── Data rows ──

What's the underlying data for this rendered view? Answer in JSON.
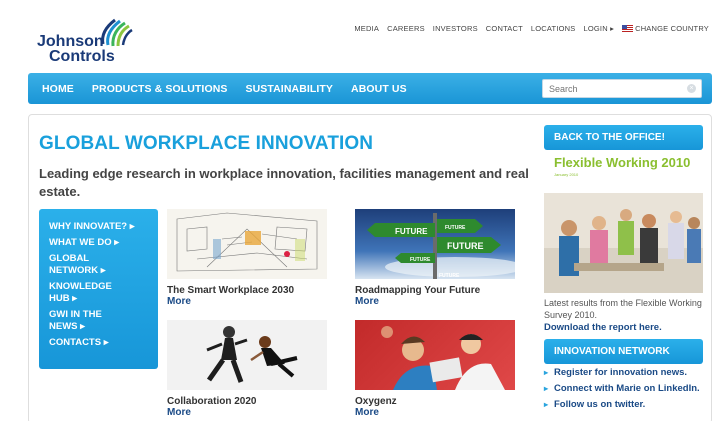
{
  "brand": {
    "line1": "Johnson",
    "line2": "Controls"
  },
  "utility_nav": [
    "MEDIA",
    "CAREERS",
    "INVESTORS",
    "CONTACT",
    "LOCATIONS",
    "LOGIN ▸",
    "CHANGE COUNTRY"
  ],
  "main_nav": [
    "HOME",
    "PRODUCTS & SOLUTIONS",
    "SUSTAINABILITY",
    "ABOUT US"
  ],
  "search": {
    "placeholder": "Search"
  },
  "page": {
    "title": "GLOBAL WORKPLACE INNOVATION",
    "subtitle": "Leading edge research in workplace innovation, facilities management and real estate."
  },
  "side_menu": [
    "WHY INNOVATE? ▸",
    "WHAT WE DO ▸",
    "GLOBAL NETWORK ▸",
    "KNOWLEDGE HUB ▸",
    "GWI IN THE NEWS ▸",
    "CONTACTS ▸"
  ],
  "tiles": [
    {
      "title": "The Smart Workplace 2030",
      "more": "More"
    },
    {
      "title": "Roadmapping Your Future",
      "more": "More"
    },
    {
      "title": "Collaboration 2020",
      "more": "More"
    },
    {
      "title": "Oxygenz",
      "more": "More"
    }
  ],
  "roadmap_signs": [
    "FUTURE",
    "FUTURE",
    "FUTURE",
    "FUTURE",
    "FUTURE"
  ],
  "right": {
    "back_button": "BACK TO THE OFFICE!",
    "fw_title": "Flexible Working 2010",
    "fw_date": "January 2010",
    "caption": "Latest results from the Flexible Working Survey 2010.",
    "download": "Download the report here.",
    "network_button": "INNOVATION NETWORK",
    "network_links": [
      "Register for innovation news.",
      "Connect with Marie on LinkedIn.",
      "Follow us on twitter."
    ]
  },
  "colors": {
    "accent": "#1a9ddc",
    "link": "#1a4a86",
    "green": "#8abf2f"
  }
}
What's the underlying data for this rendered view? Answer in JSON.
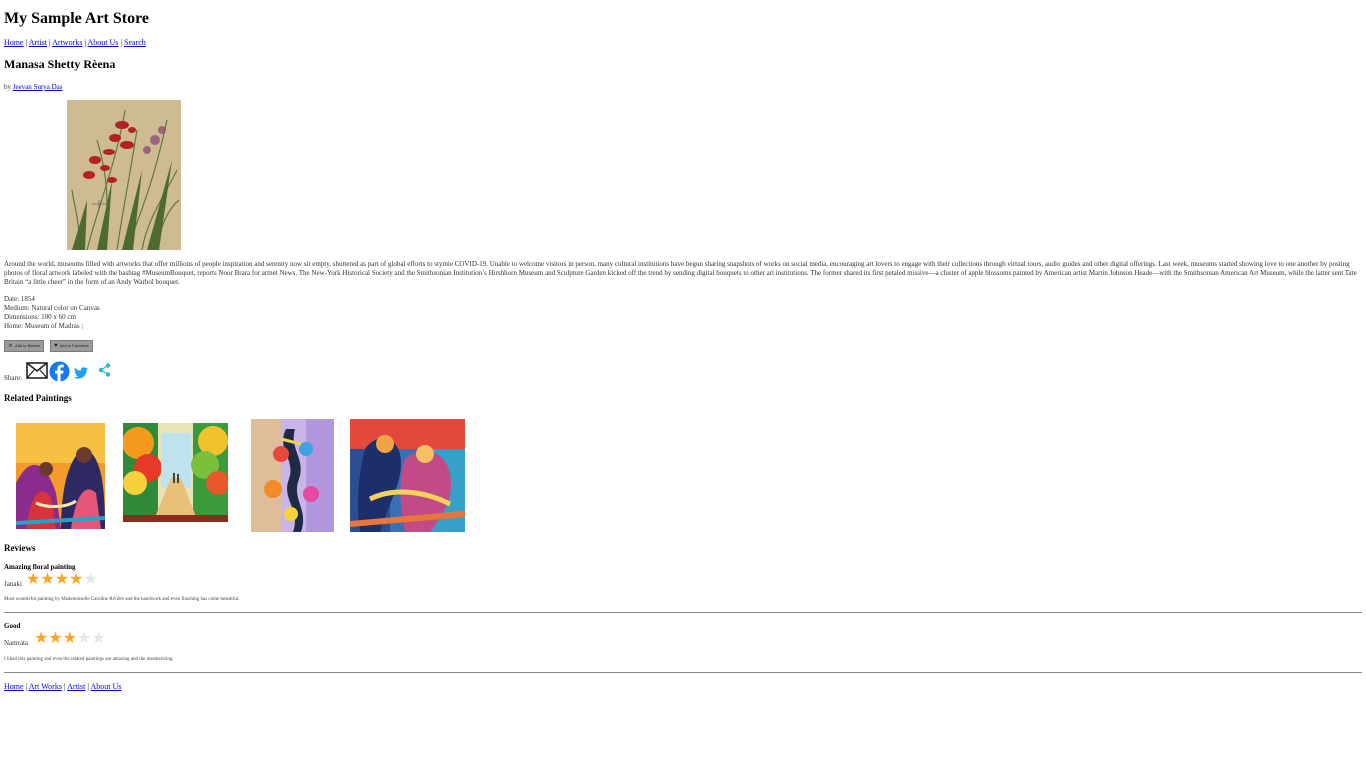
{
  "store": {
    "title": "My Sample Art Store"
  },
  "nav": {
    "items": [
      {
        "label": "Home"
      },
      {
        "label": "Artist"
      },
      {
        "label": "Artworks"
      },
      {
        "label": "About Us"
      },
      {
        "label": "Search"
      }
    ],
    "separator": "|"
  },
  "artwork": {
    "title": "Manasa Shetty Rèena",
    "by_prefix": "by",
    "artist": "Jeevan Surya Das",
    "description": "Around the world, museums filled with artworks that offer millions of people inspiration and serenity now sit empty, shuttered as part of global efforts to stymie COVID-19. Unable to welcome visitors in person, many cultural institutions have begun sharing snapshots of works on social media, encouraging art lovers to engage with their collections through virtual tours, audio guides and other digital offerings. Last week, museums started showing love to one another by posting photos of floral artwork labeled with the hashtag #MuseumBouquet, reports Noor Brara for artnet News. The New-York Historical Society and the Smithsonian Institution’s Hirshhorn Museum and Sculpture Garden kicked off the trend by sending digital bouquets to other art institutions. The former shared its first petaled missive—a cluster of apple blossoms painted by American artist Martin Johnson Heade—with the Smithsonian American Art Museum, while the latter sent Tate Britain “a little cheer” in the form of an Andy Warhol bouquet.",
    "date": "Date: 1854",
    "medium": "Medium: Natural color on Canvas",
    "dimensions": "Dimensions: 100 x 60 cm",
    "home": "Home: Museum of Madras ;"
  },
  "actions": {
    "add_to_basket": "Add to Basket",
    "add_to_favorites": "Add to Favorites"
  },
  "share": {
    "label": "Share:",
    "icons": [
      "envelope-icon",
      "facebook-icon",
      "twitter-icon",
      "share-icon"
    ]
  },
  "related": {
    "heading": "Related Paintings"
  },
  "reviews": {
    "heading": "Reviews",
    "items": [
      {
        "title": "Amazing floral painting",
        "author": "Janaki",
        "rating": 4,
        "max": 5,
        "body": "Most wonderful painting by Mademoiselle Caroline Rivière and the handwork and even finishing has come beautiful."
      },
      {
        "title": "Good",
        "author": "Namrata",
        "rating": 3,
        "max": 5,
        "body": "I liked this painting and even the related paintings are amazing and the mesmerizing."
      }
    ]
  },
  "footer": {
    "items": [
      {
        "label": "Home"
      },
      {
        "label": "Art Works"
      },
      {
        "label": "Artist"
      },
      {
        "label": "About Us"
      }
    ]
  },
  "colors": {
    "link": "#0000ee",
    "star_on": "#f5a623",
    "star_off": "#e6e6e6",
    "button_bg": "#9b9b9b"
  }
}
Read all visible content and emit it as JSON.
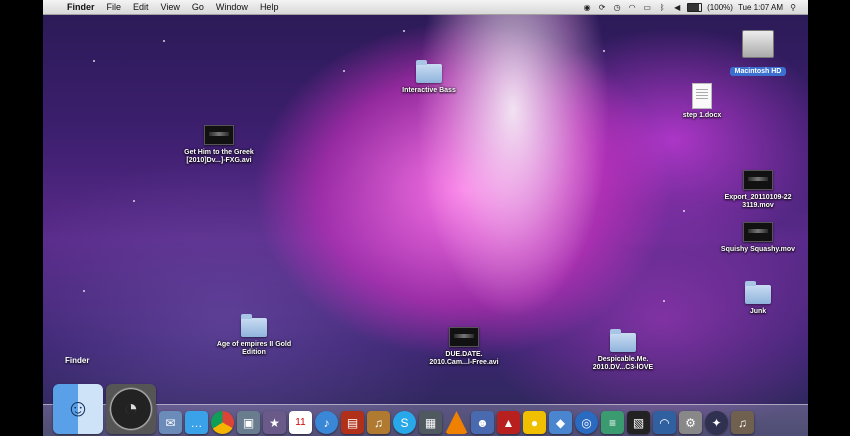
{
  "menubar": {
    "items": [
      "Finder",
      "File",
      "Edit",
      "View",
      "Go",
      "Window",
      "Help"
    ],
    "battery": "(100%)",
    "clock": "Tue 1:07 AM"
  },
  "desktop": {
    "macintosh_hd": "Macintosh HD",
    "interactive_bass": "Interactive Bass",
    "step_doc": "step 1.docx",
    "greek_video": "Get Him to the Greek [2010]Dv...]-FXG.avi",
    "export_mov": "Export_20110109-22 3119.mov",
    "squishy_mov": "Squishy Squashy.mov",
    "junk": "Junk",
    "age_of_empires": "Age of empires II Gold Edition",
    "due_date": "DUE.DATE. 2010.Cam...l-Free.avi",
    "despicable": "Despicable.Me. 2010.DV...C3-lOVE"
  },
  "dock": {
    "tooltip": "Finder",
    "icons": [
      "finder-icon",
      "dashboard-icon",
      "mail-icon",
      "ichat-icon",
      "chrome-icon",
      "iphoto-icon",
      "imovie-icon",
      "ical-icon",
      "itunes-icon",
      "photo-booth-icon",
      "garageband-icon",
      "skype-icon",
      "spaces-icon",
      "vlc-icon",
      "contacts-icon",
      "reader-icon",
      "adium-icon",
      "preview-icon",
      "safari-icon",
      "utility-icon",
      "photo-icon",
      "wifi-icon",
      "settings-icon",
      "ball-icon",
      "audio-icon"
    ]
  }
}
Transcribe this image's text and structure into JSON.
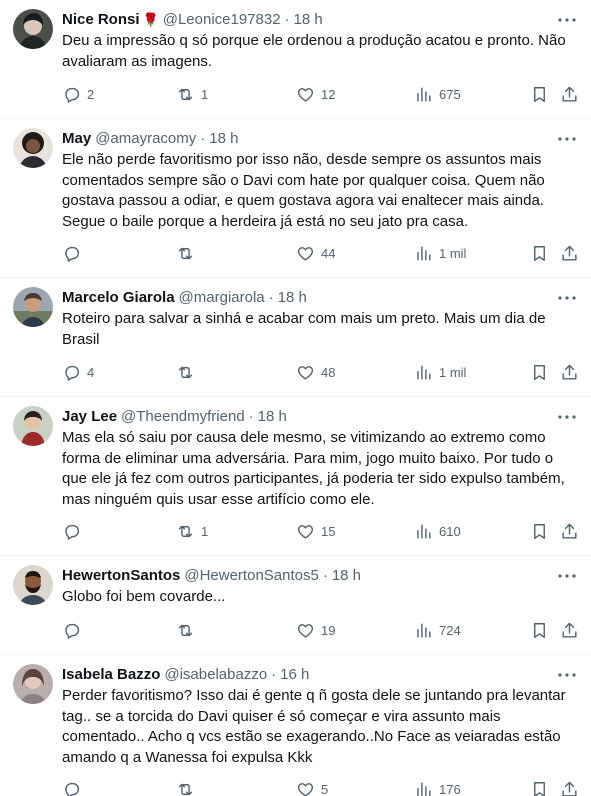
{
  "tweets": [
    {
      "name": "Nice Ronsi",
      "name_emoji": "🌹",
      "handle": "@Leonice197832",
      "time": "18 h",
      "text": "Deu a impressão q só porque ele ordenou a produção acatou e pronto. Não avaliaram as imagens.",
      "replies": "2",
      "retweets": "1",
      "likes": "12",
      "views": "675",
      "avatar_color": "#3a3f3a"
    },
    {
      "name": "May",
      "handle": "@amayracomy",
      "time": "18 h",
      "text": "Ele não perde favoritismo por isso não, desde sempre os assuntos mais comentados sempre são o Davi com hate por qualquer coisa. Quem não gostava passou a odiar, e quem gostava agora vai enaltecer mais ainda. Segue o baile porque a herdeira já está no seu jato pra casa.",
      "replies": "",
      "retweets": "",
      "likes": "44",
      "views": "1 mil",
      "avatar_color": "#2b1d1a"
    },
    {
      "name": "Marcelo Giarola",
      "handle": "@margiarola",
      "time": "18 h",
      "text": "Roteiro para salvar a sinhá e acabar com mais um preto. Mais um dia de Brasil",
      "replies": "4",
      "retweets": "",
      "likes": "48",
      "views": "1 mil",
      "avatar_color": "#7d8a95"
    },
    {
      "name": "Jay Lee",
      "handle": "@Theendmyfriend",
      "time": "18 h",
      "text": "Mas ela só saiu por causa dele mesmo, se vitimizando ao extremo como forma de eliminar uma adversária. Para mim, jogo muito baixo. Por tudo o que ele já fez com outros participantes, já poderia ter sido expulso também, mas ninguém quis usar esse artifício como ele.",
      "replies": "",
      "retweets": "1",
      "likes": "15",
      "views": "610",
      "avatar_color": "#8a2b2b"
    },
    {
      "name": "HewertonSantos",
      "handle": "@HewertonSantos5",
      "time": "18 h",
      "text": "Globo foi bem covarde...",
      "replies": "",
      "retweets": "",
      "likes": "19",
      "views": "724",
      "avatar_color": "#c9c2b8"
    },
    {
      "name": "Isabela Bazzo",
      "handle": "@isabelabazzo",
      "time": "16 h",
      "text": "Perder favoritismo? Isso dai é gente q ñ gosta dele se juntando pra levantar tag.. se a torcida do Davi quiser é só começar e vira assunto mais comentado.. Acho q vcs estão se exagerando..No Face as veiaradas estão amando q a Wanessa foi expulsa Kkk",
      "replies": "",
      "retweets": "",
      "likes": "5",
      "views": "176",
      "avatar_color": "#a89a96"
    }
  ]
}
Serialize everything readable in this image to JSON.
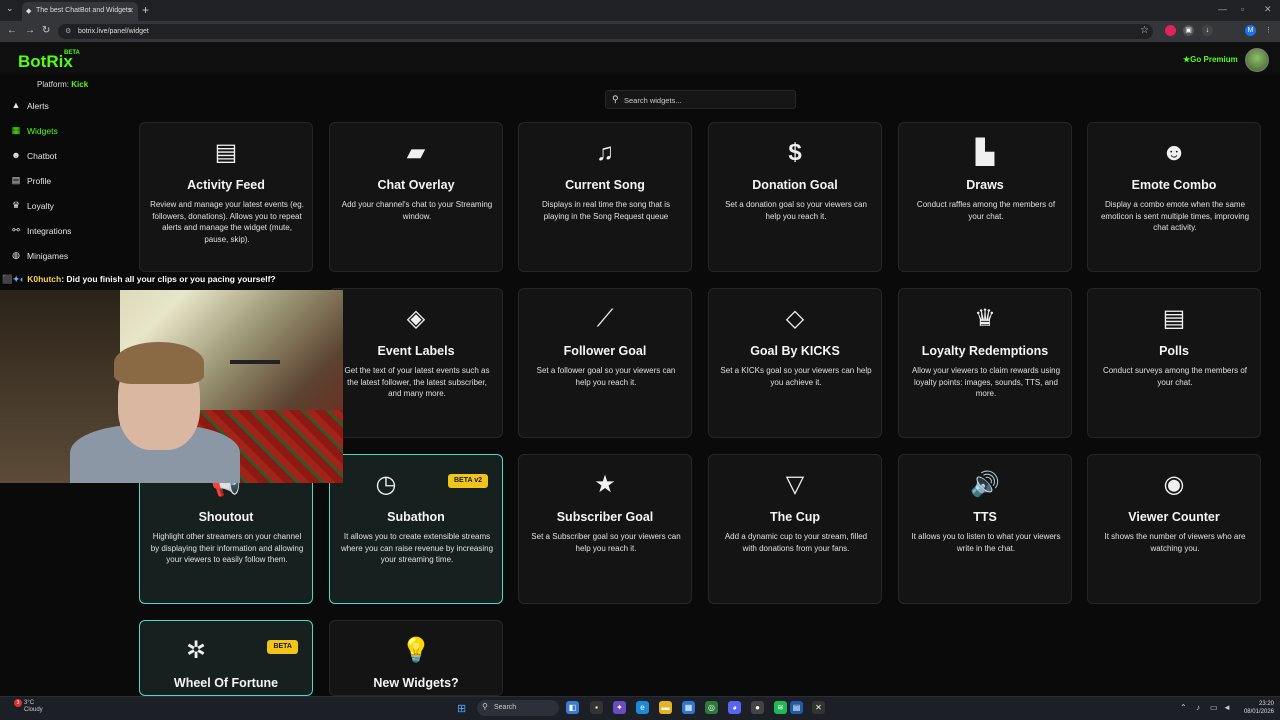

───

**Aim of the exercise**
Of the lines above, copy each that contains "text".

**Task answer**
Transcribe this image's text and structure into JSON.
      "text": "Deu a impressão q só porque ele ordenou a produção acatou e pronto. Não avaliaram as imagens.",
      "text": "Ele não perde favoritismo por isso não, desde sempre os assuntos mais comentados sempre são o Davi com hate por qualquer coisa. Quem não gostava passou a odiar, e quem gostava agora vai enaltecer mais ainda. Segue o baile porque a herdeira já está no seu jato pra casa.",
      "text": "Roteiro para salvar a sinhá e acabar com mais um preto. Mais um dia de Brasil",
      "text": "Mas ela só saiu por causa dele mesmo, se vitimizando ao extremo como forma de eliminar uma adversária. Para mim, jogo muito baixo. Por tudo o que ele já fez com outros participantes, já poderia ter sido expulso também, mas ninguém quis usar esse artifício como ele.",
      "text": "Globo foi bem covarde...",
      "text": "Perder favoritismo? Isso dai é gente q ñ gosta dele se juntando pra levantar tag.. se a torcida do Davi quiser é só começar e vira assunto mais comentado.. Acho q vcs estão se exagerando..No Face as veiaradas estão amando q a Wanessa foi expulsa Kkk",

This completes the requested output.